§ TASK DETAILS:
Read the records and write them out again exactly.

§ RECORDED INFORMATION:
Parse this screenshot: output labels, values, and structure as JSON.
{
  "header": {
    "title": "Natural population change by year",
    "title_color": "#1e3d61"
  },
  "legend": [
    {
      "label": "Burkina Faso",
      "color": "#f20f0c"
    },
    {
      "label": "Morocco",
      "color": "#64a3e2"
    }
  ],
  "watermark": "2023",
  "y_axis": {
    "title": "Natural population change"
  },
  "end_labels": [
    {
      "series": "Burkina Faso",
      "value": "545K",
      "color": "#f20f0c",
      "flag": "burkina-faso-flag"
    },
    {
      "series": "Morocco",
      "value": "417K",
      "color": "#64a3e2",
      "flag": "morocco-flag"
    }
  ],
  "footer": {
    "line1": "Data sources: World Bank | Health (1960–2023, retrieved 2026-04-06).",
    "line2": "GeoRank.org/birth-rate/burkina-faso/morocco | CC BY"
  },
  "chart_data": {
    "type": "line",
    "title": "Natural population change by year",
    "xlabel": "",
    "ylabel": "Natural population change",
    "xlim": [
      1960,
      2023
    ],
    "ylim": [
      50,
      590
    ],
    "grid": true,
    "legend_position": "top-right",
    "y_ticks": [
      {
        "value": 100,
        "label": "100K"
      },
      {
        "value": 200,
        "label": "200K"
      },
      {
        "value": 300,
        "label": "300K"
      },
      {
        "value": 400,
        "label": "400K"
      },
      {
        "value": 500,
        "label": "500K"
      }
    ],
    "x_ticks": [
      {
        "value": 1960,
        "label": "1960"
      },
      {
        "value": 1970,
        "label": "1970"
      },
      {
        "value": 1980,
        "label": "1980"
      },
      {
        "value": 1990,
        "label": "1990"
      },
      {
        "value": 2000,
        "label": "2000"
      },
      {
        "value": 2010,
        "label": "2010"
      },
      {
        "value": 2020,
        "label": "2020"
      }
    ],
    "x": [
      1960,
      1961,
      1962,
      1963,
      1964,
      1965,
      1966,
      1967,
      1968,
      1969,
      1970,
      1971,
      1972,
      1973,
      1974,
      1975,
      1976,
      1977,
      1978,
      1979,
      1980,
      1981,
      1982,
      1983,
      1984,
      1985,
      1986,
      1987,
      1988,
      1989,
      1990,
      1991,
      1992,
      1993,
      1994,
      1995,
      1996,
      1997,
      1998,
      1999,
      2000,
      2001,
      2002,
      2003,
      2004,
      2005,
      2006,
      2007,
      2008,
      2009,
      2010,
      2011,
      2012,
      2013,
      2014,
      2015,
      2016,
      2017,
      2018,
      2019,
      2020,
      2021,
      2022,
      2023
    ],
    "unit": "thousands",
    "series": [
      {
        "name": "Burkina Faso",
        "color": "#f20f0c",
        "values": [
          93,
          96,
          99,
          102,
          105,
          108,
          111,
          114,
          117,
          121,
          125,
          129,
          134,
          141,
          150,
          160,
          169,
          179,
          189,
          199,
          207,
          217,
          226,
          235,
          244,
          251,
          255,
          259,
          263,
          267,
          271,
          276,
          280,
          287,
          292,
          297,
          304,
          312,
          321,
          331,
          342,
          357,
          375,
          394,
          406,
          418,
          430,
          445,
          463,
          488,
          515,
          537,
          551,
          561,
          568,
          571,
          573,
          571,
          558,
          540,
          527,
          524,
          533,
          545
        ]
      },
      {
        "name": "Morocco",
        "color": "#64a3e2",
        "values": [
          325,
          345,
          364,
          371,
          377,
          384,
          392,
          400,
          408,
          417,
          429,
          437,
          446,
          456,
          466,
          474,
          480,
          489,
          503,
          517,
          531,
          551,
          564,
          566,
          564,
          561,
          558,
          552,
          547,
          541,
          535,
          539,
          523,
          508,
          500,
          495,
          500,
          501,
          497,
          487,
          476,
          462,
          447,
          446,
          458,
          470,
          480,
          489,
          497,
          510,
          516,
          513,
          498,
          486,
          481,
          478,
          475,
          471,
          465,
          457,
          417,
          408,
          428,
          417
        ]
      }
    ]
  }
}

§ WRITTEN ANSWER:
Parse this screenshot: output labels, values, and structure as JSON.
{
  "header": {
    "title": "Natural population change by year",
    "title_color": "#1e3d61"
  },
  "legend": [
    {
      "label": "Burkina Faso",
      "color": "#f20f0c"
    },
    {
      "label": "Morocco",
      "color": "#64a3e2"
    }
  ],
  "watermark": "2023",
  "y_axis": {
    "title": "Natural population change"
  },
  "end_labels": [
    {
      "series": "Burkina Faso",
      "value": "545K",
      "color": "#f20f0c",
      "flag": "burkina-faso-flag"
    },
    {
      "series": "Morocco",
      "value": "417K",
      "color": "#64a3e2",
      "flag": "morocco-flag"
    }
  ],
  "footer": {
    "line1": "Data sources: World Bank | Health (1960–2023, retrieved 2026-04-06).",
    "line2": "GeoRank.org/birth-rate/burkina-faso/morocco | CC BY"
  },
  "chart_data": {
    "type": "line",
    "title": "Natural population change by year",
    "xlabel": "",
    "ylabel": "Natural population change",
    "xlim": [
      1960,
      2023
    ],
    "ylim": [
      50,
      590
    ],
    "grid": true,
    "legend_position": "top-right",
    "y_ticks": [
      {
        "value": 100,
        "label": "100K"
      },
      {
        "value": 200,
        "label": "200K"
      },
      {
        "value": 300,
        "label": "300K"
      },
      {
        "value": 400,
        "label": "400K"
      },
      {
        "value": 500,
        "label": "500K"
      }
    ],
    "x_ticks": [
      {
        "value": 1960,
        "label": "1960"
      },
      {
        "value": 1970,
        "label": "1970"
      },
      {
        "value": 1980,
        "label": "1980"
      },
      {
        "value": 1990,
        "label": "1990"
      },
      {
        "value": 2000,
        "label": "2000"
      },
      {
        "value": 2010,
        "label": "2010"
      },
      {
        "value": 2020,
        "label": "2020"
      }
    ],
    "x": [
      1960,
      1961,
      1962,
      1963,
      1964,
      1965,
      1966,
      1967,
      1968,
      1969,
      1970,
      1971,
      1972,
      1973,
      1974,
      1975,
      1976,
      1977,
      1978,
      1979,
      1980,
      1981,
      1982,
      1983,
      1984,
      1985,
      1986,
      1987,
      1988,
      1989,
      1990,
      1991,
      1992,
      1993,
      1994,
      1995,
      1996,
      1997,
      1998,
      1999,
      2000,
      2001,
      2002,
      2003,
      2004,
      2005,
      2006,
      2007,
      2008,
      2009,
      2010,
      2011,
      2012,
      2013,
      2014,
      2015,
      2016,
      2017,
      2018,
      2019,
      2020,
      2021,
      2022,
      2023
    ],
    "unit": "thousands",
    "series": [
      {
        "name": "Burkina Faso",
        "color": "#f20f0c",
        "values": [
          93,
          96,
          99,
          102,
          105,
          108,
          111,
          114,
          117,
          121,
          125,
          129,
          134,
          141,
          150,
          160,
          169,
          179,
          189,
          199,
          207,
          217,
          226,
          235,
          244,
          251,
          255,
          259,
          263,
          267,
          271,
          276,
          280,
          287,
          292,
          297,
          304,
          312,
          321,
          331,
          342,
          357,
          375,
          394,
          406,
          418,
          430,
          445,
          463,
          488,
          515,
          537,
          551,
          561,
          568,
          571,
          573,
          571,
          558,
          540,
          527,
          524,
          533,
          545
        ]
      },
      {
        "name": "Morocco",
        "color": "#64a3e2",
        "values": [
          325,
          345,
          364,
          371,
          377,
          384,
          392,
          400,
          408,
          417,
          429,
          437,
          446,
          456,
          466,
          474,
          480,
          489,
          503,
          517,
          531,
          551,
          564,
          566,
          564,
          561,
          558,
          552,
          547,
          541,
          535,
          539,
          523,
          508,
          500,
          495,
          500,
          501,
          497,
          487,
          476,
          462,
          447,
          446,
          458,
          470,
          480,
          489,
          497,
          510,
          516,
          513,
          498,
          486,
          481,
          478,
          475,
          471,
          465,
          457,
          417,
          408,
          428,
          417
        ]
      }
    ]
  }
}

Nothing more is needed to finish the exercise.